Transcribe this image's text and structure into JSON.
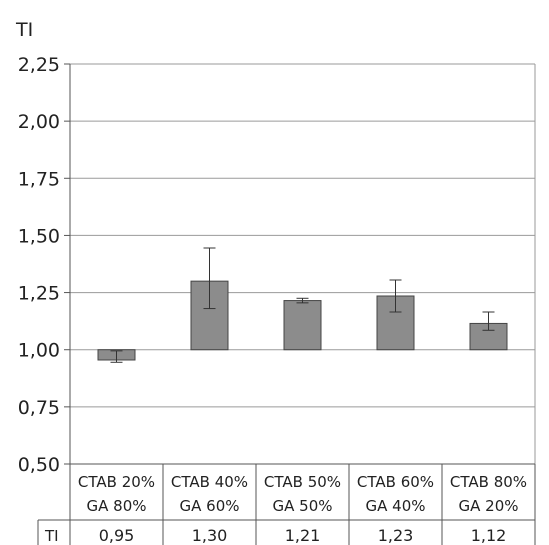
{
  "chart_data": {
    "type": "bar",
    "ylabel": "TI",
    "ylim": [
      0.5,
      2.25
    ],
    "yticks": [
      "0,50",
      "0,75",
      "1,00",
      "1,25",
      "1,50",
      "1,75",
      "2,00",
      "2,25"
    ],
    "ytick_values": [
      0.5,
      0.75,
      1.0,
      1.25,
      1.5,
      1.75,
      2.0,
      2.25
    ],
    "baseline": 1.0,
    "grid": true,
    "categories": [
      [
        "CTAB 20%",
        "GA 80%"
      ],
      [
        "CTAB 40%",
        "GA 60%"
      ],
      [
        "CTAB 50%",
        "GA 50%"
      ],
      [
        "CTAB 60%",
        "GA 40%"
      ],
      [
        "CTAB 80%",
        "GA 20%"
      ]
    ],
    "values": [
      0.955,
      1.3,
      1.215,
      1.235,
      1.115
    ],
    "error_low": [
      0.945,
      1.18,
      1.205,
      1.165,
      1.085
    ],
    "error_high": [
      0.995,
      1.445,
      1.225,
      1.305,
      1.165
    ],
    "table_row_label": "TI",
    "table_values": [
      "0,95",
      "1,30",
      "1,21",
      "1,23",
      "1,12"
    ],
    "bar_color": "#8c8c8c"
  }
}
--------------------------------
**Given exercise**
Omitting all images, print the listing exactly.

**The result**
Transcribe this image's text and structure into JSON.
{
  "chart_data": {
    "type": "bar",
    "ylabel": "TI",
    "ylim": [
      0.5,
      2.25
    ],
    "yticks": [
      "0,50",
      "0,75",
      "1,00",
      "1,25",
      "1,50",
      "1,75",
      "2,00",
      "2,25"
    ],
    "ytick_values": [
      0.5,
      0.75,
      1.0,
      1.25,
      1.5,
      1.75,
      2.0,
      2.25
    ],
    "baseline": 1.0,
    "grid": true,
    "categories": [
      [
        "CTAB 20%",
        "GA 80%"
      ],
      [
        "CTAB 40%",
        "GA 60%"
      ],
      [
        "CTAB 50%",
        "GA 50%"
      ],
      [
        "CTAB 60%",
        "GA 40%"
      ],
      [
        "CTAB 80%",
        "GA 20%"
      ]
    ],
    "values": [
      0.955,
      1.3,
      1.215,
      1.235,
      1.115
    ],
    "error_low": [
      0.945,
      1.18,
      1.205,
      1.165,
      1.085
    ],
    "error_high": [
      0.995,
      1.445,
      1.225,
      1.305,
      1.165
    ],
    "table_row_label": "TI",
    "table_values": [
      "0,95",
      "1,30",
      "1,21",
      "1,23",
      "1,12"
    ],
    "bar_color": "#8c8c8c"
  }
}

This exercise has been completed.